# Task statement:
Every line holding the string "into" should be gathered.

(Figure record extracts)
========================
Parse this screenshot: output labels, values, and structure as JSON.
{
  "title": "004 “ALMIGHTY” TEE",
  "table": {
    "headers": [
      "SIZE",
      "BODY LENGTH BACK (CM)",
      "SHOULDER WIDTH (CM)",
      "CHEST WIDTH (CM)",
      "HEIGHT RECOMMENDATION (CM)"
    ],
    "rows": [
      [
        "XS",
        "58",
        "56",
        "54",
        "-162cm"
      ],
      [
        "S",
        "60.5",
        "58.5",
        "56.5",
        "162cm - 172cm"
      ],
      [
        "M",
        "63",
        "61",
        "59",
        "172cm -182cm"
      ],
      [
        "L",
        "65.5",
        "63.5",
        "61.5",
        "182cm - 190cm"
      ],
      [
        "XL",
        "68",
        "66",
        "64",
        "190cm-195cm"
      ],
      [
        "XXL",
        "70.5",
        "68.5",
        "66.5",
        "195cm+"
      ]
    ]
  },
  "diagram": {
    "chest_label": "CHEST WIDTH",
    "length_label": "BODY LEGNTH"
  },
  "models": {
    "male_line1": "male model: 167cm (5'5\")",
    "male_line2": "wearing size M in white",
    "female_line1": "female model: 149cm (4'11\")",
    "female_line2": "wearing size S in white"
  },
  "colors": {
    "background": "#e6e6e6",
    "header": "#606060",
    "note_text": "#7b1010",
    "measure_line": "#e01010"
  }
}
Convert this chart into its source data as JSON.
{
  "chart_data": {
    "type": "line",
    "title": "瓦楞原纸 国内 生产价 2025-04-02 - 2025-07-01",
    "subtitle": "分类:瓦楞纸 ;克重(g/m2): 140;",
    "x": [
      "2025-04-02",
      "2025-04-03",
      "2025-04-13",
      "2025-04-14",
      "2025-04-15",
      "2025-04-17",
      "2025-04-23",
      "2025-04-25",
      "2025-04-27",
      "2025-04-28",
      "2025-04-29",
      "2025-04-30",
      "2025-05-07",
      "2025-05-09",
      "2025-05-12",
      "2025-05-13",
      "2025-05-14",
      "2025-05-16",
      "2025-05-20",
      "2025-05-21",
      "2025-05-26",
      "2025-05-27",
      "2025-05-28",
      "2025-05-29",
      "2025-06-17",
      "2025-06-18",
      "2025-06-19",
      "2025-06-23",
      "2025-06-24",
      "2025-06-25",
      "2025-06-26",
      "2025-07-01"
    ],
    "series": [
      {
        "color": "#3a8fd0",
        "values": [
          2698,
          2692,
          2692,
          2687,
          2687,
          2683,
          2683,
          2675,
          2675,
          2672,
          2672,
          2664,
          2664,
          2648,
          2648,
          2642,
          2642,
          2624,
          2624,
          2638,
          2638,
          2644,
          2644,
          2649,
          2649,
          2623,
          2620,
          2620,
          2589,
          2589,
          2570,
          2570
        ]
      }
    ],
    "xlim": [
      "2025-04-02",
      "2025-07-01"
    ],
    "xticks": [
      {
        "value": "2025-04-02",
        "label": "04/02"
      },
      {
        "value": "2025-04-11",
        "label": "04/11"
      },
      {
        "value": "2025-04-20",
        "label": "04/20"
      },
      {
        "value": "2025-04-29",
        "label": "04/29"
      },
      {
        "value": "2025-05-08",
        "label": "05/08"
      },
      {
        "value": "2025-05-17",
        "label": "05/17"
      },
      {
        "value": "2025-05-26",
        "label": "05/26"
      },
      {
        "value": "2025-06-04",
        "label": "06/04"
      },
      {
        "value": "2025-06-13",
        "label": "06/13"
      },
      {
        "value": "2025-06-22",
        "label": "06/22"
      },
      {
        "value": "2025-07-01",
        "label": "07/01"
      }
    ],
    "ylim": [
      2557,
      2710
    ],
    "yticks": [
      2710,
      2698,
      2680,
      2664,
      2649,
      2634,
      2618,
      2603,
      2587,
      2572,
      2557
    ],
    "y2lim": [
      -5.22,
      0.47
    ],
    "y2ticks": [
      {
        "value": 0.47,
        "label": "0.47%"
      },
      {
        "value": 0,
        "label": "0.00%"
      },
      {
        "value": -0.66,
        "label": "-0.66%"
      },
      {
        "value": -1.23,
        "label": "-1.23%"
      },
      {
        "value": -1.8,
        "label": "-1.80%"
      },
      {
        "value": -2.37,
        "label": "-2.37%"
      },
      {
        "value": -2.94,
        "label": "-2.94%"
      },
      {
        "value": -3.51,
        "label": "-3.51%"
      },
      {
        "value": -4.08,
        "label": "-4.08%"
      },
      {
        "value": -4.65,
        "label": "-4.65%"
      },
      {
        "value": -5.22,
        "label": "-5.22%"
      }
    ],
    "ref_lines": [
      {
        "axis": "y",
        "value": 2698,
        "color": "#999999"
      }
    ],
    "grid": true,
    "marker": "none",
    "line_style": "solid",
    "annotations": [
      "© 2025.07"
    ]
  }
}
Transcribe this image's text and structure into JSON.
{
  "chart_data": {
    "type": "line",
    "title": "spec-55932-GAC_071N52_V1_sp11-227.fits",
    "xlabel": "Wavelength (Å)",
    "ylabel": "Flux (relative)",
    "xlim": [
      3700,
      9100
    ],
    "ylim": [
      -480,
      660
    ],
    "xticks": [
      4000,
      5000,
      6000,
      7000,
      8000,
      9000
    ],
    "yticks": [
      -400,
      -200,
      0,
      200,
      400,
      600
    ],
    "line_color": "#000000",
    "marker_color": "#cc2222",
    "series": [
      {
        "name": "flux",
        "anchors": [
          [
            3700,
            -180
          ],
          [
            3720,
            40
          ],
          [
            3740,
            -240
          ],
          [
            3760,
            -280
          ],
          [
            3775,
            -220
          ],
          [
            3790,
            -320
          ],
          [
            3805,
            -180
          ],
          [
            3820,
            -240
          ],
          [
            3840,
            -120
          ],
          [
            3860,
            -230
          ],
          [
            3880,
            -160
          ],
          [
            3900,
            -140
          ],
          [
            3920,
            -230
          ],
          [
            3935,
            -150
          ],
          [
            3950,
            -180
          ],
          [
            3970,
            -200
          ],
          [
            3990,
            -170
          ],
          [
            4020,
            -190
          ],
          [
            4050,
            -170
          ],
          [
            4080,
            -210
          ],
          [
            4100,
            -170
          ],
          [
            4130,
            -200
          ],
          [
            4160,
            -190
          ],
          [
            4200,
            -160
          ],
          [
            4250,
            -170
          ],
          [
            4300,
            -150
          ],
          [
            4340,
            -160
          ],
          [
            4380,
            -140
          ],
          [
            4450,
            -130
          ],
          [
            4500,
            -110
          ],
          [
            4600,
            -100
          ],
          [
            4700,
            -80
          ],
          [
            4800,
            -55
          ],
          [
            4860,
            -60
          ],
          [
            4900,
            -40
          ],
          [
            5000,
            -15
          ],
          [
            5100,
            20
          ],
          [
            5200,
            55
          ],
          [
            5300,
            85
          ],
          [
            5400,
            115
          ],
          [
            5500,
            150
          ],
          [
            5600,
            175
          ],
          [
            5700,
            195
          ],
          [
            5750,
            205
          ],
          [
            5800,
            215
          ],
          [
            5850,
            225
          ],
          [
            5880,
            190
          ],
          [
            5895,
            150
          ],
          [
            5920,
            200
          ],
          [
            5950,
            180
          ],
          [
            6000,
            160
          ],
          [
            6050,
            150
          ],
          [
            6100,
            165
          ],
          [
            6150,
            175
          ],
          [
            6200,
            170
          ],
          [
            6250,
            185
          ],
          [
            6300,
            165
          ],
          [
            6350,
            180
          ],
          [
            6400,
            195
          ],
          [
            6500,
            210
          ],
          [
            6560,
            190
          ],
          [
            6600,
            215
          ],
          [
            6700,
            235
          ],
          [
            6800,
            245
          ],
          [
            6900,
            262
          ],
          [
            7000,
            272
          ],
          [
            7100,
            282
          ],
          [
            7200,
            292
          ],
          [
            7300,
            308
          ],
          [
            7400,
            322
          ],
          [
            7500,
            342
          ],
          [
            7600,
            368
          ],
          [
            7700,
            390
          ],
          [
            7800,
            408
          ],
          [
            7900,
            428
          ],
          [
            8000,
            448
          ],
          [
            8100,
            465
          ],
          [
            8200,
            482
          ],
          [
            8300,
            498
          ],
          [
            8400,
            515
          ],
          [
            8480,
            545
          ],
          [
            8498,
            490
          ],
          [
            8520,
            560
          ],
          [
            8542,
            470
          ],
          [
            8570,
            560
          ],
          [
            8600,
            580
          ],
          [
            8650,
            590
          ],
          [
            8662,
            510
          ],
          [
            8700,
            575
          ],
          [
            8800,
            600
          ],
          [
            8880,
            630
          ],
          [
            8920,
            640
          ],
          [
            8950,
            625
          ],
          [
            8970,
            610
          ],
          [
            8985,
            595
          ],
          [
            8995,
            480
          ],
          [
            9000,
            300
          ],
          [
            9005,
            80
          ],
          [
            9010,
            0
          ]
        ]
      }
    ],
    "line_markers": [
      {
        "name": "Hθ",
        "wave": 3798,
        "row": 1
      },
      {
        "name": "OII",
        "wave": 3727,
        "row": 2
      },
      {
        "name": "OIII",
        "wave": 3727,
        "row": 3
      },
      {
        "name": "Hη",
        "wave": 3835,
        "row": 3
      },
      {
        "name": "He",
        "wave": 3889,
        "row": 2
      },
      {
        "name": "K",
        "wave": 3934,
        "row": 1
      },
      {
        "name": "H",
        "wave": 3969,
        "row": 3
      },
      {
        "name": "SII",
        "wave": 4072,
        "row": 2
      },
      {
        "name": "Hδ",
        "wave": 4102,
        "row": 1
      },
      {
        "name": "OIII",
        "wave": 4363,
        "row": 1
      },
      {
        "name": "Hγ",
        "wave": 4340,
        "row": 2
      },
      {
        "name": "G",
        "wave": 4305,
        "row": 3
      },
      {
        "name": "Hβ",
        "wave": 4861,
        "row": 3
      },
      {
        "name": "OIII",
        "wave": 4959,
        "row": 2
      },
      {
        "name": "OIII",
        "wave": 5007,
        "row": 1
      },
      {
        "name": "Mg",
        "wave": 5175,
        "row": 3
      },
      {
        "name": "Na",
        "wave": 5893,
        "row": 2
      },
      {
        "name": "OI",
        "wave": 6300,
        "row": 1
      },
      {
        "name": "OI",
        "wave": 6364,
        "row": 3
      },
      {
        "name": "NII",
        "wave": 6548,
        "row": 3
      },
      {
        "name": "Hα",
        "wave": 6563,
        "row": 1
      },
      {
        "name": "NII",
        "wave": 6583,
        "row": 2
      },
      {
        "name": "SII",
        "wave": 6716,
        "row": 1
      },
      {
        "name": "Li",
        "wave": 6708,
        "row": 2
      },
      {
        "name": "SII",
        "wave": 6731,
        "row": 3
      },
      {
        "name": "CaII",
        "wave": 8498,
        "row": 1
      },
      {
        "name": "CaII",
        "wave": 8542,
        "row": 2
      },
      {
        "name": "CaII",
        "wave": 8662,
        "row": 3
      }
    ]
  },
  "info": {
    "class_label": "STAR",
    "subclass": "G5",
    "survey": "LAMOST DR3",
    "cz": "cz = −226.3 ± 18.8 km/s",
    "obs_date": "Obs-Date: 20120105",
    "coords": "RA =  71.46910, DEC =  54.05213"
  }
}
========================
# Solution for this problem:
Convert this chart into its source data as JSON.
Transcribe this image's text and structure into JSON.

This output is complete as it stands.